Extracted material:
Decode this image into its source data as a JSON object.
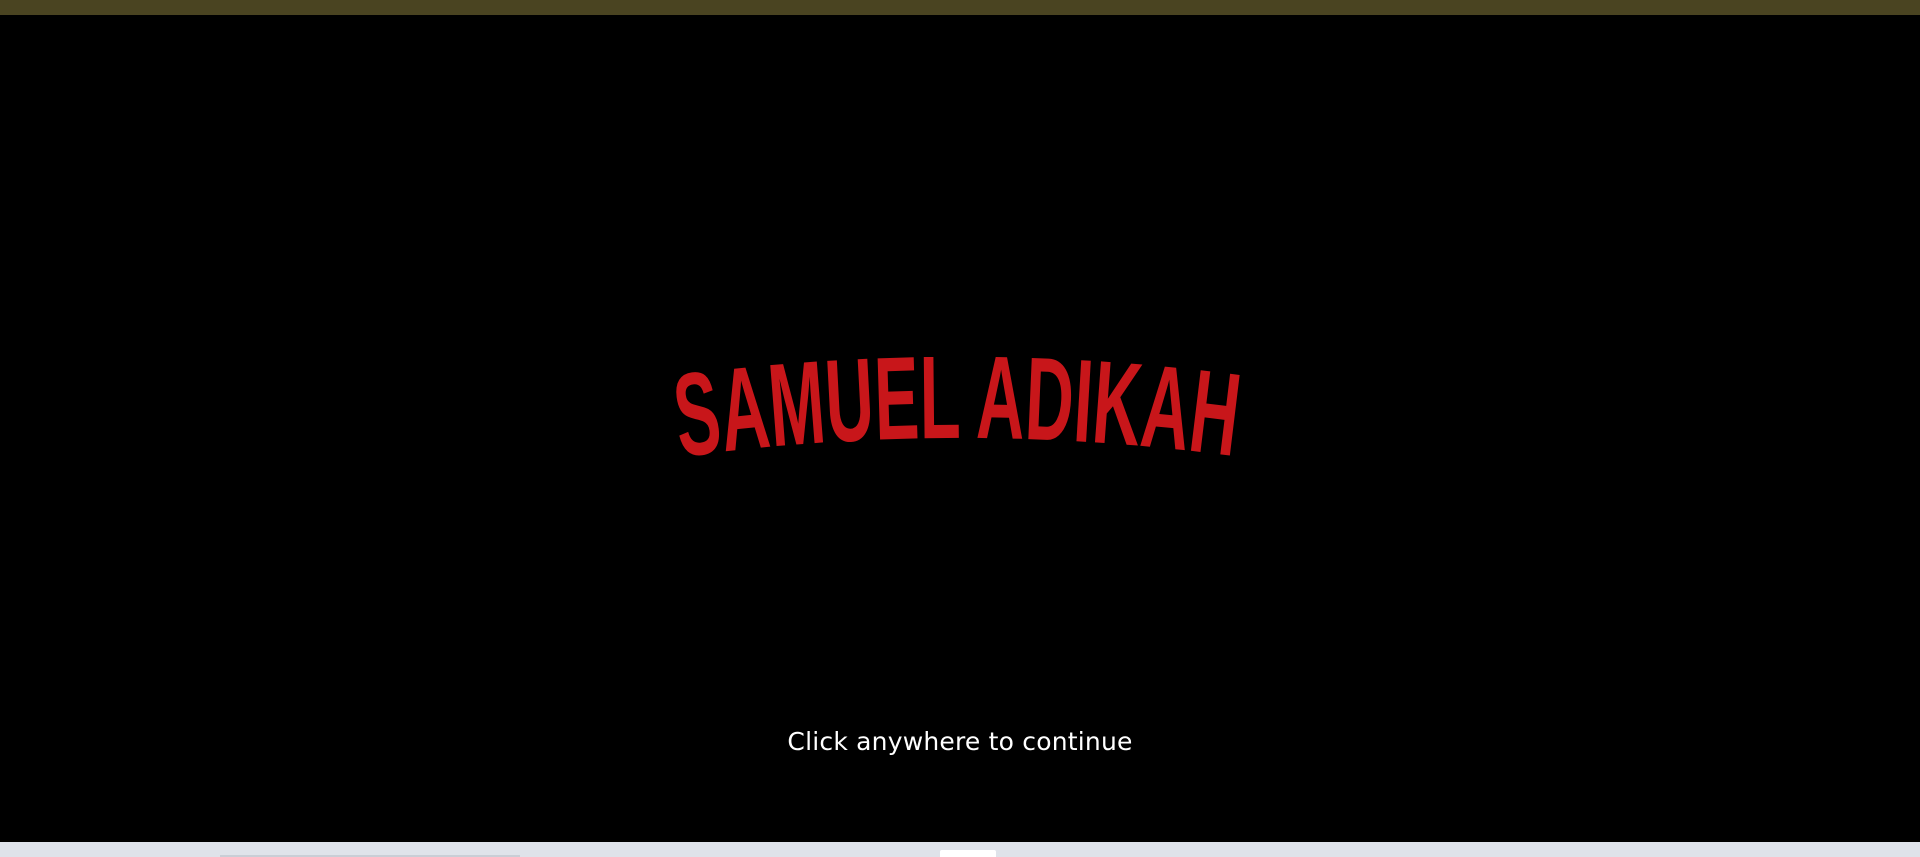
{
  "colors": {
    "background": "#000000",
    "top_strip": "#4a4421",
    "logo": "#c8161a",
    "hint_text": "#ffffff",
    "bottom_bar": "#dfe3ea"
  },
  "splash": {
    "logo_text": "SAMUEL ADIKAH",
    "hint": "Click anywhere to continue"
  }
}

Given task: Output an exact copy of the material, with the pictures removed.

Response to this exercise:
Decode this image into its source data as a JSON object.
{
  "colors": {
    "background": "#000000",
    "top_strip": "#4a4421",
    "logo": "#c8161a",
    "hint_text": "#ffffff",
    "bottom_bar": "#dfe3ea"
  },
  "splash": {
    "logo_text": "SAMUEL ADIKAH",
    "hint": "Click anywhere to continue"
  }
}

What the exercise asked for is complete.